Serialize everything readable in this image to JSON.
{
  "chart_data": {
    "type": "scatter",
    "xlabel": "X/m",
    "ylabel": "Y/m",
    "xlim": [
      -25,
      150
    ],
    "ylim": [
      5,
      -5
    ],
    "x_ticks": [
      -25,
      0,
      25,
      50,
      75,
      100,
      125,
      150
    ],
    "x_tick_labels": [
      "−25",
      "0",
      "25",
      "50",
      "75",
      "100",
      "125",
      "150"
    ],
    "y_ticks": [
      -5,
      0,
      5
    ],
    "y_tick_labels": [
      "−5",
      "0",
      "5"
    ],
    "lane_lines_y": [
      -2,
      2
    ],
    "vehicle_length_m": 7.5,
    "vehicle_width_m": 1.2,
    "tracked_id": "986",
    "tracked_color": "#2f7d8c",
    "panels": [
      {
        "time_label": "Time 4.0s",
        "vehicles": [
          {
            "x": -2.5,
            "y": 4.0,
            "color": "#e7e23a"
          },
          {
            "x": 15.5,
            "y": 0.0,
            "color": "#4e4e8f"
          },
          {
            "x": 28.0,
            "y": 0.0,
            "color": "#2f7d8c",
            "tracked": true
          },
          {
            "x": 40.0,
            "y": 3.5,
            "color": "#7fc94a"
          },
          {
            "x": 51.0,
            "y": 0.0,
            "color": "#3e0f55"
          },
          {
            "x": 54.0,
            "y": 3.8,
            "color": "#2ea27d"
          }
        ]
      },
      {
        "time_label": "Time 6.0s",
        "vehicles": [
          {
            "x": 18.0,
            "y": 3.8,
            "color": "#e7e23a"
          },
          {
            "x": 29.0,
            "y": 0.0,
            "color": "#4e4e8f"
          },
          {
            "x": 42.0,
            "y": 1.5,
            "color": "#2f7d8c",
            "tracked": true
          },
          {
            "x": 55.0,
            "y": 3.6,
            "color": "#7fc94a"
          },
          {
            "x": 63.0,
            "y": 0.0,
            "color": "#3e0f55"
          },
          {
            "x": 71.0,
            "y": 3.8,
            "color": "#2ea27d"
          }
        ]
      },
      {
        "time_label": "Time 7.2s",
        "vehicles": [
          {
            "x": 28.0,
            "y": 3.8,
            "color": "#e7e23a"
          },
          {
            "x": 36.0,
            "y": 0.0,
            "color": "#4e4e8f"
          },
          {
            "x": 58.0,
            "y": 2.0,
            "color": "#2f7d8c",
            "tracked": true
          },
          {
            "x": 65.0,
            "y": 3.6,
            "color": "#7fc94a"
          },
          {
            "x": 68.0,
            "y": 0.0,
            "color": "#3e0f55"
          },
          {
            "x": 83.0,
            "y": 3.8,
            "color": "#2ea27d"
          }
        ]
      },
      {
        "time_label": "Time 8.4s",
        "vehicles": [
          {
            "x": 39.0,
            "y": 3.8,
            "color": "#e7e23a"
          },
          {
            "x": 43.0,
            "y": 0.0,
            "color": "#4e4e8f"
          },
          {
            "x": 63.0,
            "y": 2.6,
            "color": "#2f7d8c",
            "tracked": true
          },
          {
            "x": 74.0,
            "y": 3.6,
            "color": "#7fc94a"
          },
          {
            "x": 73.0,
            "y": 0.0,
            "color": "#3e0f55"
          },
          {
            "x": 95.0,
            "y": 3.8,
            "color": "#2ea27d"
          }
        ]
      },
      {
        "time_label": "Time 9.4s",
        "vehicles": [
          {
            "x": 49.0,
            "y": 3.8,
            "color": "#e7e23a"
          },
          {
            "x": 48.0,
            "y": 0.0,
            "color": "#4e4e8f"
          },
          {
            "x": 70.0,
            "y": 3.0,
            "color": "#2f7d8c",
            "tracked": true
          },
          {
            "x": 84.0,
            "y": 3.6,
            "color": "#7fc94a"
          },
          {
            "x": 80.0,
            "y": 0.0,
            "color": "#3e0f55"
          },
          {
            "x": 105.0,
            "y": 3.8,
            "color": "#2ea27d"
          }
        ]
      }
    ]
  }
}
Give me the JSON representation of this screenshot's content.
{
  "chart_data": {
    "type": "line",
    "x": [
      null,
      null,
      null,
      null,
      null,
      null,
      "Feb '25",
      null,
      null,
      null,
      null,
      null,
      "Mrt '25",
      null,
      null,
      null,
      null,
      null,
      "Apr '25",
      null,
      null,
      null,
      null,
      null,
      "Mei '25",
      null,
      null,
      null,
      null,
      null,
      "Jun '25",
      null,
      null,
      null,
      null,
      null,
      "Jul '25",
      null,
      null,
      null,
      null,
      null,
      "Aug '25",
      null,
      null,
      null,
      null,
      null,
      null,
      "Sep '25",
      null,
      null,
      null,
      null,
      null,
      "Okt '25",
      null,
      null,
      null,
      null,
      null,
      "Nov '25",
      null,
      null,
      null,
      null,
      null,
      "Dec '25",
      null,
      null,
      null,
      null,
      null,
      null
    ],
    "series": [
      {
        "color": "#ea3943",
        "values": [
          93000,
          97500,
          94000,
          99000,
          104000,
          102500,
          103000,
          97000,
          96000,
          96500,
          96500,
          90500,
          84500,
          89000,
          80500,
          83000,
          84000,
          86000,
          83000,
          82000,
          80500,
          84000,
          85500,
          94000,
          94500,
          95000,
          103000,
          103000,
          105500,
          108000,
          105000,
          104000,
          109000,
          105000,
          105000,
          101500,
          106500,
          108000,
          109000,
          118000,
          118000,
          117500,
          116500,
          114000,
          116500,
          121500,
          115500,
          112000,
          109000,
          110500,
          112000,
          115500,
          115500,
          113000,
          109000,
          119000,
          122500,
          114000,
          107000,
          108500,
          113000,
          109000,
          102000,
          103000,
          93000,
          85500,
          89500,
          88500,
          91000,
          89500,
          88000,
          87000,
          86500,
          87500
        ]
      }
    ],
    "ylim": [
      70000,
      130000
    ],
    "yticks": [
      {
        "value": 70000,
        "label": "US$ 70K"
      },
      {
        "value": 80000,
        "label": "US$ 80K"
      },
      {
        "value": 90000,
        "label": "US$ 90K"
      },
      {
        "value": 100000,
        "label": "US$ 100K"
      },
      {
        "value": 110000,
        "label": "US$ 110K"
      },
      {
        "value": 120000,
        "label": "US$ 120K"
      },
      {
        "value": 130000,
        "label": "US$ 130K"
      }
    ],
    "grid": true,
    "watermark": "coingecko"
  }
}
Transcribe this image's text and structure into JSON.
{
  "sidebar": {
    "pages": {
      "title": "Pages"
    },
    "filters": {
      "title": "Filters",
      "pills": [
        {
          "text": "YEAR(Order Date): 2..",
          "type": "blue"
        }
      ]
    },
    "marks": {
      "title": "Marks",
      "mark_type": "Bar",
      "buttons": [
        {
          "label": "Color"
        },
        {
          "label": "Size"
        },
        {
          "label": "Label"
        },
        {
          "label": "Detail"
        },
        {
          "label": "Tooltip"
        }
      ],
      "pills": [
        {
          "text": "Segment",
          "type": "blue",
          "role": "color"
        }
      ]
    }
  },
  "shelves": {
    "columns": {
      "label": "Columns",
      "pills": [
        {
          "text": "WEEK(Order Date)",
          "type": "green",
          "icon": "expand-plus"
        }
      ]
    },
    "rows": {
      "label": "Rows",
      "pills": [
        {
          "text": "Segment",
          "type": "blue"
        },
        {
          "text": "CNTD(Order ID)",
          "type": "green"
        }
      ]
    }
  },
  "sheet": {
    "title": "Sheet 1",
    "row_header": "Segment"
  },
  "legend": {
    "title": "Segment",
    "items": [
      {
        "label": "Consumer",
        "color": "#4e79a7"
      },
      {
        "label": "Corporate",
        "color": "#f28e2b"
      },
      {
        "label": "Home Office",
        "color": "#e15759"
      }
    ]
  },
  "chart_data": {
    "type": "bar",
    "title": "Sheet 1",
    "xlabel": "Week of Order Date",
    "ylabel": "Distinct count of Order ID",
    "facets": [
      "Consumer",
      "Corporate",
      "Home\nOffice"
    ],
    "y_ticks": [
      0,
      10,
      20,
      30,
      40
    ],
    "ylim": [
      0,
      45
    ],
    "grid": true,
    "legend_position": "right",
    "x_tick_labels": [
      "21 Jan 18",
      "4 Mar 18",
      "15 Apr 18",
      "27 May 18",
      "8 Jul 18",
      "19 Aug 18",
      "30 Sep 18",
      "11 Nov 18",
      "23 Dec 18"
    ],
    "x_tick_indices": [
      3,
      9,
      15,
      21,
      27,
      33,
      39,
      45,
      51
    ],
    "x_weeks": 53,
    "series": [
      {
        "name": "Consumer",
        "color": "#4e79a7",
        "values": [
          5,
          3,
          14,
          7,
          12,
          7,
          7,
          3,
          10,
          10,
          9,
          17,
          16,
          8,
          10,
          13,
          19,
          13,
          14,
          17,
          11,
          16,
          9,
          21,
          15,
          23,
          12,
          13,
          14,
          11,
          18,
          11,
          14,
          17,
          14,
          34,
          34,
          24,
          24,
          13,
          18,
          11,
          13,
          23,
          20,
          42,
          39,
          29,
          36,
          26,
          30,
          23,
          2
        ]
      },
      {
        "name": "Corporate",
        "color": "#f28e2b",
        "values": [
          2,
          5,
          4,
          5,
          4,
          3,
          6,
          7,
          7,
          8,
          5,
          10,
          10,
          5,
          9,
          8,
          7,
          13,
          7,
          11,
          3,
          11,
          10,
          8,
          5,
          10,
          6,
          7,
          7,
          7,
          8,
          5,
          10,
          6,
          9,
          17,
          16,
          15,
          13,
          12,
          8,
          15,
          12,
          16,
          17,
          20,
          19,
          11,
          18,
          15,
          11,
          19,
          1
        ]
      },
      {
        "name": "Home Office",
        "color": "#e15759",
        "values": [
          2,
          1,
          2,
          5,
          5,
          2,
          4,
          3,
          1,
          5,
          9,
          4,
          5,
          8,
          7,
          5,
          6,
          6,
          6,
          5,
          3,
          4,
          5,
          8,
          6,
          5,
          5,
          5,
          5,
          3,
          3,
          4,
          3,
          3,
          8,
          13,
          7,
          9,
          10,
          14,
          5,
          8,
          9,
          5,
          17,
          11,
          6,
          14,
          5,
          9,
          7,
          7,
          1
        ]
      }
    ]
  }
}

· · · · ·

Pull out all lines from the entries above in which the word "image" appears.

Correct response
Serialize everything readable in this image to JSON.
Transcribe this image's text and structure into JSON.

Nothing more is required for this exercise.